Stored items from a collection
<<<<
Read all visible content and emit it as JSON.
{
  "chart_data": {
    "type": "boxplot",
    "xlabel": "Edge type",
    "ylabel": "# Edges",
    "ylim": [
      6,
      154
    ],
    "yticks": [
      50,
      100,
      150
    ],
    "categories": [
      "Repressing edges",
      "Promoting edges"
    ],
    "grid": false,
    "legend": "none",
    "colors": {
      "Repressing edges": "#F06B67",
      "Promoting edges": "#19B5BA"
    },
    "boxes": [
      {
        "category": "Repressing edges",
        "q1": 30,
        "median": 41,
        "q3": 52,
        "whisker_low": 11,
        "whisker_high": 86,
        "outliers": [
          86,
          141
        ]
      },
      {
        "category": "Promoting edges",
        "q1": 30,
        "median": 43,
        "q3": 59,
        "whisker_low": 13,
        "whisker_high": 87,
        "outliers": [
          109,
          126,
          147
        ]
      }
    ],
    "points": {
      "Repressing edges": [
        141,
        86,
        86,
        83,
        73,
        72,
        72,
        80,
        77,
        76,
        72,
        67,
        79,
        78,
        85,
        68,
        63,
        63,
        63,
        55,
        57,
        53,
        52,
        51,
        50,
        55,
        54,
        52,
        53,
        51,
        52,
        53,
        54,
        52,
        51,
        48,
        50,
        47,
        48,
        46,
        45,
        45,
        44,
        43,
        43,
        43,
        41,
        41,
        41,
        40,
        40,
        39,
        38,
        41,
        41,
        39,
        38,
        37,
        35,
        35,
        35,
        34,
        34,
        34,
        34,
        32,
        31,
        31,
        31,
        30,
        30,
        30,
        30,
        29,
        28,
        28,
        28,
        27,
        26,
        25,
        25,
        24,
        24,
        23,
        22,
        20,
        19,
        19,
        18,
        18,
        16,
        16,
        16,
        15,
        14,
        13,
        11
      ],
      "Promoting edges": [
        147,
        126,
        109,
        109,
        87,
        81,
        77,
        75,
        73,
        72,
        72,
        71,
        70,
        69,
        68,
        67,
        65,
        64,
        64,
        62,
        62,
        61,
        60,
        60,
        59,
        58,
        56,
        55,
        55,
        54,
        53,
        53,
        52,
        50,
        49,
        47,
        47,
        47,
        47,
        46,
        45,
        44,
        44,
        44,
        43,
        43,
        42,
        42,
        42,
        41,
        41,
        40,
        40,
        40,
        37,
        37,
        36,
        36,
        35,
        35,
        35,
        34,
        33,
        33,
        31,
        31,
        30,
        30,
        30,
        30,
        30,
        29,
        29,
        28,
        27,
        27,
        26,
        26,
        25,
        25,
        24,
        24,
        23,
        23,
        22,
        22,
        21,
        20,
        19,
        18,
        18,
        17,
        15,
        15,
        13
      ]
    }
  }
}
>>>>
Job:
Your task is to transcribe the listing above in full, exactly as given.

Reply:
Read all visible content and emit it as JSON.
{
  "chart_data": {
    "type": "boxplot",
    "xlabel": "Edge type",
    "ylabel": "# Edges",
    "ylim": [
      6,
      154
    ],
    "yticks": [
      50,
      100,
      150
    ],
    "categories": [
      "Repressing edges",
      "Promoting edges"
    ],
    "grid": false,
    "legend": "none",
    "colors": {
      "Repressing edges": "#F06B67",
      "Promoting edges": "#19B5BA"
    },
    "boxes": [
      {
        "category": "Repressing edges",
        "q1": 30,
        "median": 41,
        "q3": 52,
        "whisker_low": 11,
        "whisker_high": 86,
        "outliers": [
          86,
          141
        ]
      },
      {
        "category": "Promoting edges",
        "q1": 30,
        "median": 43,
        "q3": 59,
        "whisker_low": 13,
        "whisker_high": 87,
        "outliers": [
          109,
          126,
          147
        ]
      }
    ],
    "points": {
      "Repressing edges": [
        141,
        86,
        86,
        83,
        73,
        72,
        72,
        80,
        77,
        76,
        72,
        67,
        79,
        78,
        85,
        68,
        63,
        63,
        63,
        55,
        57,
        53,
        52,
        51,
        50,
        55,
        54,
        52,
        53,
        51,
        52,
        53,
        54,
        52,
        51,
        48,
        50,
        47,
        48,
        46,
        45,
        45,
        44,
        43,
        43,
        43,
        41,
        41,
        41,
        40,
        40,
        39,
        38,
        41,
        41,
        39,
        38,
        37,
        35,
        35,
        35,
        34,
        34,
        34,
        34,
        32,
        31,
        31,
        31,
        30,
        30,
        30,
        30,
        29,
        28,
        28,
        28,
        27,
        26,
        25,
        25,
        24,
        24,
        23,
        22,
        20,
        19,
        19,
        18,
        18,
        16,
        16,
        16,
        15,
        14,
        13,
        11
      ],
      "Promoting edges": [
        147,
        126,
        109,
        109,
        87,
        81,
        77,
        75,
        73,
        72,
        72,
        71,
        70,
        69,
        68,
        67,
        65,
        64,
        64,
        62,
        62,
        61,
        60,
        60,
        59,
        58,
        56,
        55,
        55,
        54,
        53,
        53,
        52,
        50,
        49,
        47,
        47,
        47,
        47,
        46,
        45,
        44,
        44,
        44,
        43,
        43,
        42,
        42,
        42,
        41,
        41,
        40,
        40,
        40,
        37,
        37,
        36,
        36,
        35,
        35,
        35,
        34,
        33,
        33,
        31,
        31,
        30,
        30,
        30,
        30,
        30,
        29,
        29,
        28,
        27,
        27,
        26,
        26,
        25,
        25,
        24,
        24,
        23,
        23,
        22,
        22,
        21,
        20,
        19,
        18,
        18,
        17,
        15,
        15,
        13
      ]
    }
  }
}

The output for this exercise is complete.